:: Given task ::
Identify the lines that contain the string "británicos", then copy each of them.

——————

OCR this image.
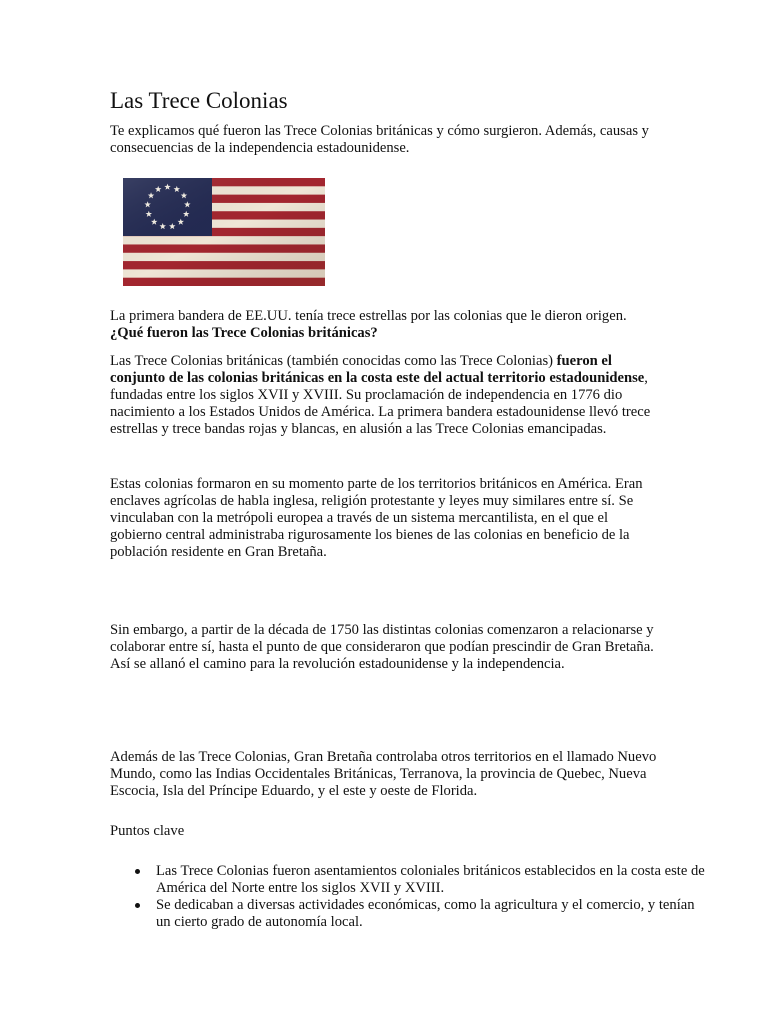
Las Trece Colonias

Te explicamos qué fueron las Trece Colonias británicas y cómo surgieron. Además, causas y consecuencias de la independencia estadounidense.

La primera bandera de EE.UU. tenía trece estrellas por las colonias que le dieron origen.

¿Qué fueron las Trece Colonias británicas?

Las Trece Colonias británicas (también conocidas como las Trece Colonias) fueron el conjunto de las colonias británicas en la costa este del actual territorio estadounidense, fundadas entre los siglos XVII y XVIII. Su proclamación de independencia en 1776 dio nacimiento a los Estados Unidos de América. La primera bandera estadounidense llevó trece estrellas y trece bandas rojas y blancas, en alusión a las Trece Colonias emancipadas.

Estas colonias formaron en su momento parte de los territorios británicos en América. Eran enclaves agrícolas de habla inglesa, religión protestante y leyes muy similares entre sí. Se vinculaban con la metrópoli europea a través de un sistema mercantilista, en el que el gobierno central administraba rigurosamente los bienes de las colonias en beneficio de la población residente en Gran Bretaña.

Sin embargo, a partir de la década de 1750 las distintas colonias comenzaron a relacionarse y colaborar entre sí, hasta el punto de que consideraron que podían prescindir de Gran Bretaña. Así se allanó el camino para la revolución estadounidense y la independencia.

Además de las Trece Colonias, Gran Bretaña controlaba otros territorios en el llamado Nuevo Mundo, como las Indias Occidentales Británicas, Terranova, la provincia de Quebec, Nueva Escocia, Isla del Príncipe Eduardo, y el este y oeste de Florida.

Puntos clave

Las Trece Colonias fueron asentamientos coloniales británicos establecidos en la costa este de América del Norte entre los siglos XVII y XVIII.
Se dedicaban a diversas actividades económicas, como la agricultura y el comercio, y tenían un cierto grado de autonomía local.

——————

:: Answer for this exercise ::
Estas colonias formaron en su momento parte de los territorios británicos en América. Eran enclaves agrícolas de habla inglesa, religión protestante y leyes muy similares entre sí. Se vinculaban con la metrópoli europea a través de un sistema mercantilista, en el que el gobierno central administraba rigurosamente los bienes de las colonias en beneficio de la población residente en Gran Bretaña.
Las Trece Colonias fueron asentamientos coloniales británicos establecidos en la costa este de América del Norte entre los siglos XVII y XVIII.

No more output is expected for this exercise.